WHAT IS ASKED: Return the records exactly as they are.

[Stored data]
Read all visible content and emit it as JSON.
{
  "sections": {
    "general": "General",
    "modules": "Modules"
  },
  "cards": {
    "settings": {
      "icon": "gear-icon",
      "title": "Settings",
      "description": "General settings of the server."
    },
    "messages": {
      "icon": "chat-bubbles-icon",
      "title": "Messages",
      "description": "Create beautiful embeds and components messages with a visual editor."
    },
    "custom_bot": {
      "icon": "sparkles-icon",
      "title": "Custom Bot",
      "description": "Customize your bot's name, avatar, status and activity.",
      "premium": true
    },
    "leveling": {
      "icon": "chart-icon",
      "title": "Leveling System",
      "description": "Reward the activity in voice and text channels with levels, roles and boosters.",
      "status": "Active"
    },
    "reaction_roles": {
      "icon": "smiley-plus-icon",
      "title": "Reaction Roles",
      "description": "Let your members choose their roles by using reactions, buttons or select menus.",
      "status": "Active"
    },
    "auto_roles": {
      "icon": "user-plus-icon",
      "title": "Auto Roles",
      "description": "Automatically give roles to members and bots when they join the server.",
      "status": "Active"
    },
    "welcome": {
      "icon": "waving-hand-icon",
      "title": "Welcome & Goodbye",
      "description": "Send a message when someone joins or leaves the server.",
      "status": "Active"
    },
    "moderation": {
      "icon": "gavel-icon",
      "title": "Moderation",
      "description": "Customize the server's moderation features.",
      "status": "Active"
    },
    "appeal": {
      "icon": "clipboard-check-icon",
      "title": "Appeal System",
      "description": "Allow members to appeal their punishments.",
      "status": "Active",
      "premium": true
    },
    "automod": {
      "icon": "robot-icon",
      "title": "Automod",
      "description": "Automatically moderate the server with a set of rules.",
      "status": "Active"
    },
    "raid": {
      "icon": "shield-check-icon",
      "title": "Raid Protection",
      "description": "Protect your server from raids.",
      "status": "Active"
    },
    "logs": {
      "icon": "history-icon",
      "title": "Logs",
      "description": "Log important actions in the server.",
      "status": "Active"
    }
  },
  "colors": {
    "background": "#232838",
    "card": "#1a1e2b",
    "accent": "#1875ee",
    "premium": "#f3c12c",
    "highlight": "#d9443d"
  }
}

FULL SOLUTION:
Read all visible content and emit it as JSON.
{
  "sections": {
    "general": "General",
    "modules": "Modules"
  },
  "cards": {
    "settings": {
      "icon": "gear-icon",
      "title": "Settings",
      "description": "General settings of the server."
    },
    "messages": {
      "icon": "chat-bubbles-icon",
      "title": "Messages",
      "description": "Create beautiful embeds and components messages with a visual editor."
    },
    "custom_bot": {
      "icon": "sparkles-icon",
      "title": "Custom Bot",
      "description": "Customize your bot's name, avatar, status and activity.",
      "premium": true
    },
    "leveling": {
      "icon": "chart-icon",
      "title": "Leveling System",
      "description": "Reward the activity in voice and text channels with levels, roles and boosters.",
      "status": "Active"
    },
    "reaction_roles": {
      "icon": "smiley-plus-icon",
      "title": "Reaction Roles",
      "description": "Let your members choose their roles by using reactions, buttons or select menus.",
      "status": "Active"
    },
    "auto_roles": {
      "icon": "user-plus-icon",
      "title": "Auto Roles",
      "description": "Automatically give roles to members and bots when they join the server.",
      "status": "Active"
    },
    "welcome": {
      "icon": "waving-hand-icon",
      "title": "Welcome & Goodbye",
      "description": "Send a message when someone joins or leaves the server.",
      "status": "Active"
    },
    "moderation": {
      "icon": "gavel-icon",
      "title": "Moderation",
      "description": "Customize the server's moderation features.",
      "status": "Active"
    },
    "appeal": {
      "icon": "clipboard-check-icon",
      "title": "Appeal System",
      "description": "Allow members to appeal their punishments.",
      "status": "Active",
      "premium": true
    },
    "automod": {
      "icon": "robot-icon",
      "title": "Automod",
      "description": "Automatically moderate the server with a set of rules.",
      "status": "Active"
    },
    "raid": {
      "icon": "shield-check-icon",
      "title": "Raid Protection",
      "description": "Protect your server from raids.",
      "status": "Active"
    },
    "logs": {
      "icon": "history-icon",
      "title": "Logs",
      "description": "Log important actions in the server.",
      "status": "Active"
    }
  },
  "colors": {
    "background": "#232838",
    "card": "#1a1e2b",
    "accent": "#1875ee",
    "premium": "#f3c12c",
    "highlight": "#d9443d"
  }
}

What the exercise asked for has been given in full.